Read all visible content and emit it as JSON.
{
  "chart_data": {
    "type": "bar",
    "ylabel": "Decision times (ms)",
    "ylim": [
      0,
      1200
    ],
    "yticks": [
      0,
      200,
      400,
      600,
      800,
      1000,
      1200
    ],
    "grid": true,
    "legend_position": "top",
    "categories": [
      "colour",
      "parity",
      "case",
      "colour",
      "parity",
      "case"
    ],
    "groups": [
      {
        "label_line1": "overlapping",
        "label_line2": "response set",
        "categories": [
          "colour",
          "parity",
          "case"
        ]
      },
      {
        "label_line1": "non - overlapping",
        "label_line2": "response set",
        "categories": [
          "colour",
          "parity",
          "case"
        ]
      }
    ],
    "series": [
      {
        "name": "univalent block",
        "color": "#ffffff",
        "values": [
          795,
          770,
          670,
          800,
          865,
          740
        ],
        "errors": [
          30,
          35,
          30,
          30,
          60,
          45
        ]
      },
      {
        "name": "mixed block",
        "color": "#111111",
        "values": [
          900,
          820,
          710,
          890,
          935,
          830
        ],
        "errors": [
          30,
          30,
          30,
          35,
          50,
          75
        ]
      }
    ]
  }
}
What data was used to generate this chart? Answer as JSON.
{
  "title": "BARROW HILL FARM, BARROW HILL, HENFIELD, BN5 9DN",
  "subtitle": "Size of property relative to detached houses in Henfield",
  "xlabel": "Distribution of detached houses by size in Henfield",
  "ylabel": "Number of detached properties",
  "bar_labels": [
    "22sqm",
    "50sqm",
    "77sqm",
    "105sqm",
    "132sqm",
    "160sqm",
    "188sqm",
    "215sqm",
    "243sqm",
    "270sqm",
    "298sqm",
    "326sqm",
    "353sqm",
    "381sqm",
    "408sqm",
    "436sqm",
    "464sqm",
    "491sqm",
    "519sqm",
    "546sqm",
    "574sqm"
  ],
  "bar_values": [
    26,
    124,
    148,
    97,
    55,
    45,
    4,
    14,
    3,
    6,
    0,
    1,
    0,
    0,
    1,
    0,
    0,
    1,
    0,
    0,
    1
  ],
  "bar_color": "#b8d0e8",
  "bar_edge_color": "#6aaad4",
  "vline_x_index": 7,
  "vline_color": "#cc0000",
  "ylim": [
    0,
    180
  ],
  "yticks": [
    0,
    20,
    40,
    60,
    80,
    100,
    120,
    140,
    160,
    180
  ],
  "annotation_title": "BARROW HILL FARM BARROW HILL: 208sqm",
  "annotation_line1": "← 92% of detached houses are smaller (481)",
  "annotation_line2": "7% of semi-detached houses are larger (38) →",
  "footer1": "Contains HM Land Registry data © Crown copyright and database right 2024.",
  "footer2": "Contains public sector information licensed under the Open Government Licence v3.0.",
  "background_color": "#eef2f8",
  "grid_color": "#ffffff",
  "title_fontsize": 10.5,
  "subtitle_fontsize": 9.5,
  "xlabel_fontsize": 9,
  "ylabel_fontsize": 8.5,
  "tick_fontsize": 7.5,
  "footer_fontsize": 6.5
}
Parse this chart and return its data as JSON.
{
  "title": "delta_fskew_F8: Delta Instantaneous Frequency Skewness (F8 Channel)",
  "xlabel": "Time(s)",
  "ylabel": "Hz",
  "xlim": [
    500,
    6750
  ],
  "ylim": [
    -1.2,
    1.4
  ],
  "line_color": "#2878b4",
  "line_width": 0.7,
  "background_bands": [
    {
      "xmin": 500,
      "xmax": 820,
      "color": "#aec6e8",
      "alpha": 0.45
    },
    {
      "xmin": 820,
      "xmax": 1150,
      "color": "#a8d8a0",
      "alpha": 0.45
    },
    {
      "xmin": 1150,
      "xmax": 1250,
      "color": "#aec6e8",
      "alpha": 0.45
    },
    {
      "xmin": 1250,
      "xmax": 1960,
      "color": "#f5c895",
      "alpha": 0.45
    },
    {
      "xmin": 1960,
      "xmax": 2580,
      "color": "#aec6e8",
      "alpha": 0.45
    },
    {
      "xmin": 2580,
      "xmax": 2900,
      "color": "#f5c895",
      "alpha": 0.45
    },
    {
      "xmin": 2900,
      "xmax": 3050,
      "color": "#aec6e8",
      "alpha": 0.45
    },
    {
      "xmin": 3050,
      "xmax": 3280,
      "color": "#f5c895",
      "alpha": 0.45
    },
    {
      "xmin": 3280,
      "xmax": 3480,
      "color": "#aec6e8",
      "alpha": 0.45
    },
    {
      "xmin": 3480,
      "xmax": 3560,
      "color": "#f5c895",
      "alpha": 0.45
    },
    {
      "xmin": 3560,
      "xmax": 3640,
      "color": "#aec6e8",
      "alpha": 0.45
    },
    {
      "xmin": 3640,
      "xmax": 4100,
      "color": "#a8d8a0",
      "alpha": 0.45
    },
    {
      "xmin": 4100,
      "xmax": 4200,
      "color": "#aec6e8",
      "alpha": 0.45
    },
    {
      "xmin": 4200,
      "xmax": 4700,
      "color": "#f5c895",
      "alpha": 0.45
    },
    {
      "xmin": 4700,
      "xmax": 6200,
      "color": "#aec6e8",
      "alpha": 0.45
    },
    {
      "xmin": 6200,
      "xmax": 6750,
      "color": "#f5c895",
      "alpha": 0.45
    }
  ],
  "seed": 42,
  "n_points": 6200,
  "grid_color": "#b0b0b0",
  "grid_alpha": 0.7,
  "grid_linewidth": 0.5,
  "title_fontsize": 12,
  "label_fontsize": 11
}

» DO THIS:
From the records, copy every line that has the string "JSON" in it.

» OUTPUT BELOW:
Read all visible content and emit it as JSON.
What data was used to generate this chart? Answer as JSON.
Parse this chart and return its data as JSON.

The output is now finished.